George Elbridge Whiting (September 14, 1840 – October 14, 1923) was an American composer of classical music.

Early life and career[edit]

George Whiting was born in Holliston, Massachusetts on September 14, 1840.[1] He founded the Beethoven Society in Hartford, Connecticut when he was fifteen years old. He moved to Boston, Massachusetts in 1862 and later to New York City. Whiting was a student of George Washbourne Morgan. He went to Liverpool, England, and studied with William Thomas Best.[1] He later studied in Berlin with Carl August Haupt (harmony), Robert Radecke (orchestration), and others.

Whiting worked in various positions in Albany, New York and Boston. He succeeded John Henry Willcox as organist and choir master at the Church of the Immaculate Conception on the south side of Boston, where he composed his masses in C minor, F minor, and E♭ major.

→ Given information
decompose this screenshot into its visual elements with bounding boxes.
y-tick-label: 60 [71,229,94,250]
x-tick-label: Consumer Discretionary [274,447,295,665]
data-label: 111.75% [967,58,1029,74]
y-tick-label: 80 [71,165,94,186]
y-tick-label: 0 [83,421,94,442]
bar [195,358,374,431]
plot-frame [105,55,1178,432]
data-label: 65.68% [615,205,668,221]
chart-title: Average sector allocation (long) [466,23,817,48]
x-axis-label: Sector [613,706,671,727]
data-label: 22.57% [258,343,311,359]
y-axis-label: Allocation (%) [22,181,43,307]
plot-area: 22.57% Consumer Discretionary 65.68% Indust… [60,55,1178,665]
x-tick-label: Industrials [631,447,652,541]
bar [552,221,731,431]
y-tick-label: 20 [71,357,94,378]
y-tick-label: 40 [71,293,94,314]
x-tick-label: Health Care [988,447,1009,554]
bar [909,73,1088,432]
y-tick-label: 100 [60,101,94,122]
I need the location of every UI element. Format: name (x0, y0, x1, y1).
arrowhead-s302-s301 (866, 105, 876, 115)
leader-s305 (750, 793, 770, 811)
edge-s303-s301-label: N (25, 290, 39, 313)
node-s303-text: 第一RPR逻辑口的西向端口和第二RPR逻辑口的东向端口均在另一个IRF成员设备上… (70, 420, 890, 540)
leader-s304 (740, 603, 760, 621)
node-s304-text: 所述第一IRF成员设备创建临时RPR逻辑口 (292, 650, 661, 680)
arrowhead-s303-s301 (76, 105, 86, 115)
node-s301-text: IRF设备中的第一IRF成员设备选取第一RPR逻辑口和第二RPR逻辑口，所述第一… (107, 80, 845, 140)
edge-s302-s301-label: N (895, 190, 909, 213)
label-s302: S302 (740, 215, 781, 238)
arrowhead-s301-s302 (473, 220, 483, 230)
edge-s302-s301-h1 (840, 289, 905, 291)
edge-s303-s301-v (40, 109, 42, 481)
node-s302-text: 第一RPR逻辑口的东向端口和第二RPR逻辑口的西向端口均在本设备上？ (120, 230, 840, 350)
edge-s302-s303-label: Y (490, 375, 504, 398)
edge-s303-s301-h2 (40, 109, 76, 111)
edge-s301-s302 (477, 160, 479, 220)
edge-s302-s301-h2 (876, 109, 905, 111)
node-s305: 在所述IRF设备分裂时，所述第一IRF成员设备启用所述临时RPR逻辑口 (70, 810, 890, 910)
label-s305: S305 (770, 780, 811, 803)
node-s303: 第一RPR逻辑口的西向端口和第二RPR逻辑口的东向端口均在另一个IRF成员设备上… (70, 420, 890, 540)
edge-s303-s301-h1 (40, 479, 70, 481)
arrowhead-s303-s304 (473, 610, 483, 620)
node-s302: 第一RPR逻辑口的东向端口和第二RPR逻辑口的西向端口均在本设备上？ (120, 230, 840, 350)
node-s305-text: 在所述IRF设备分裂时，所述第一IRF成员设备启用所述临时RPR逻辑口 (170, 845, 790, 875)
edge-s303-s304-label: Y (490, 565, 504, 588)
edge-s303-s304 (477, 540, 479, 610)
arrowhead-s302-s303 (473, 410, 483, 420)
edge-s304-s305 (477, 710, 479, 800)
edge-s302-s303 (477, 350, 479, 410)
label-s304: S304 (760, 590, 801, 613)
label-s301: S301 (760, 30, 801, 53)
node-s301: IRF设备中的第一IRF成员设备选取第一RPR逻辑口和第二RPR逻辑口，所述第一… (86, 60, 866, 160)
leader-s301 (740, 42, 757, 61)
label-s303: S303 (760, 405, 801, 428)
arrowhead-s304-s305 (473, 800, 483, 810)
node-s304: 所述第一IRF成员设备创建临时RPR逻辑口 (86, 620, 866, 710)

→ Tasks to complete
A: Please duplicate the passage on George Whiting from "George Whiting was" to "(orchestration), and others.".
B: Translate this sentence from the George Whiting passage into Spanish: "He moved to Boston, Massachusetts in 1862 and later to New York City."

→ Responses in order
A:
George Whiting was born in Holliston, Massachusetts on September 14, 1840.[1] He founded the Beethoven Society in Hartford, Connecticut when he was fifteen years old. He moved to Boston, Massachusetts in 1862 and later to New York City. Whiting was a student of George Washbourne Morgan. He went to Liverpool, England, and studied with William Thomas Best.[1] He later studied in Berlin with Carl August Haupt (harmony), Robert Radecke (orchestration), and others.

B: Se mudó a Boston, Massachusetts, en 1862 y más tarde a la ciudad de Nueva York.